**MATERIAL FOR THIS EXERCISE**
--------------------

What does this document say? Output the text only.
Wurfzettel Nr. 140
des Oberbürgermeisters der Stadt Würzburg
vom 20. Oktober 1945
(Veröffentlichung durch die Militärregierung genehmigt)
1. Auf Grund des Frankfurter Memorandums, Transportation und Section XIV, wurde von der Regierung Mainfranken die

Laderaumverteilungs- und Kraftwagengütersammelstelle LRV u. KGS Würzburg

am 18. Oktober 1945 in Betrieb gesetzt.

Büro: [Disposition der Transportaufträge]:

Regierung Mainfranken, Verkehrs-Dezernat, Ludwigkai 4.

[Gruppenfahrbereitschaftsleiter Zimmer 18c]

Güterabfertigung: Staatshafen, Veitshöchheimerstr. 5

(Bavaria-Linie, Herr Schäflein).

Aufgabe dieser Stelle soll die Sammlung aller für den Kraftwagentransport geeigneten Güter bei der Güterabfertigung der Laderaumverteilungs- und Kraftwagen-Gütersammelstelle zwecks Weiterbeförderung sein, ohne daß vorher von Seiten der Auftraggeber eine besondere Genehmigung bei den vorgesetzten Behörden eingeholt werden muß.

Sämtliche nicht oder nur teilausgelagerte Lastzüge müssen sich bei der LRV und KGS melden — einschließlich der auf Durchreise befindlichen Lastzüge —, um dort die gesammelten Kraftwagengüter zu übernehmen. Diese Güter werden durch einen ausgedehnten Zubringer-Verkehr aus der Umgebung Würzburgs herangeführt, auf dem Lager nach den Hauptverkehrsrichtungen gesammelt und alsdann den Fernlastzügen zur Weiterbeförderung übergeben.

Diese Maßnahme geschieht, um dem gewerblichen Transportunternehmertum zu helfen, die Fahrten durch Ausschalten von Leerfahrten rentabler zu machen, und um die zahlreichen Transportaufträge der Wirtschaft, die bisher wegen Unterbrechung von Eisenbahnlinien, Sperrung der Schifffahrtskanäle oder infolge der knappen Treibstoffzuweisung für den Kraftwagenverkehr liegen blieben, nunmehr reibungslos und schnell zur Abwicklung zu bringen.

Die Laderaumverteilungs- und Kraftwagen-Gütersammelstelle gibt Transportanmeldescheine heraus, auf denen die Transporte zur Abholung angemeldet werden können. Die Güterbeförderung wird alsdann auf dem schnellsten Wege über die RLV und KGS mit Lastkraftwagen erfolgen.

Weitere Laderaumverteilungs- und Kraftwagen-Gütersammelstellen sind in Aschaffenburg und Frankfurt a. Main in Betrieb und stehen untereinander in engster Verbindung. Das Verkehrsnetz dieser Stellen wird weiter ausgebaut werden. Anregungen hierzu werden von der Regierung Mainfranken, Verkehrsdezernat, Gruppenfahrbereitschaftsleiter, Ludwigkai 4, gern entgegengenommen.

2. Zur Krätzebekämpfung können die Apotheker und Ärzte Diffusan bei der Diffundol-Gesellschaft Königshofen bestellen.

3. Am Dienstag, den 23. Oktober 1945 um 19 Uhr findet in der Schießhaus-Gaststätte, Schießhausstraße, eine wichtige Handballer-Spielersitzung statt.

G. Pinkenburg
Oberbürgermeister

--------------------

All of the material is to be duplicated exactly.

**EXERCISE RESPONSE**
What does this document say? Output the text only.
Wurfzettel Nr. 140
des Oberbürgermeisters der Stadt Würzburg
vom 20. Oktober 1945
(Veröffentlichung durch die Militärregierung genehmigt)
1. Auf Grund des Frankfurter Memorandums, Transportation und Section XIV, wurde von der Regierung Mainfranken die

Laderaumverteilungs- und Kraftwagengütersammelstelle LRV u. KGS Würzburg

am 18. Oktober 1945 in Betrieb gesetzt.

Büro: [Disposition der Transportaufträge]:

Regierung Mainfranken, Verkehrs-Dezernat, Ludwigkai 4.

[Gruppenfahrbereitschaftsleiter Zimmer 18c]

Güterabfertigung: Staatshafen, Veitshöchheimerstr. 5

(Bavaria-Linie, Herr Schäflein).

Aufgabe dieser Stelle soll die Sammlung aller für den Kraftwagentransport geeigneten Güter bei der Güterabfertigung der Laderaumverteilungs- und Kraftwagen-Gütersammelstelle zwecks Weiterbeförderung sein, ohne daß vorher von Seiten der Auftraggeber eine besondere Genehmigung bei den vorgesetzten Behörden eingeholt werden muß.

Sämtliche nicht oder nur teilausgelagerte Lastzüge müssen sich bei der LRV und KGS melden — einschließlich der auf Durchreise befindlichen Lastzüge —, um dort die gesammelten Kraftwagengüter zu übernehmen. Diese Güter werden durch einen ausgedehnten Zubringer-Verkehr aus der Umgebung Würzburgs herangeführt, auf dem Lager nach den Hauptverkehrsrichtungen gesammelt und alsdann den Fernlastzügen zur Weiterbeförderung übergeben.

Diese Maßnahme geschieht, um dem gewerblichen Transportunternehmertum zu helfen, die Fahrten durch Ausschalten von Leerfahrten rentabler zu machen, und um die zahlreichen Transportaufträge der Wirtschaft, die bisher wegen Unterbrechung von Eisenbahnlinien, Sperrung der Schifffahrtskanäle oder infolge der knappen Treibstoffzuweisung für den Kraftwagenverkehr liegen blieben, nunmehr reibungslos und schnell zur Abwicklung zu bringen.

Die Laderaumverteilungs- und Kraftwagen-Gütersammelstelle gibt Transportanmeldescheine heraus, auf denen die Transporte zur Abholung angemeldet werden können. Die Güterbeförderung wird alsdann auf dem schnellsten Wege über die RLV und KGS mit Lastkraftwagen erfolgen.

Weitere Laderaumverteilungs- und Kraftwagen-Gütersammelstellen sind in Aschaffenburg und Frankfurt a. Main in Betrieb und stehen untereinander in engster Verbindung. Das Verkehrsnetz dieser Stellen wird weiter ausgebaut werden. Anregungen hierzu werden von der Regierung Mainfranken, Verkehrsdezernat, Gruppenfahrbereitschaftsleiter, Ludwigkai 4, gern entgegengenommen.

2. Zur Krätzebekämpfung können die Apotheker und Ärzte Diffusan bei der Diffundol-Gesellschaft Königshofen bestellen.

3. Am Dienstag, den 23. Oktober 1945 um 19 Uhr findet in der Schießhaus-Gaststätte, Schießhausstraße, eine wichtige Handballer-Spielersitzung statt.

G. Pinkenburg
Oberbürgermeister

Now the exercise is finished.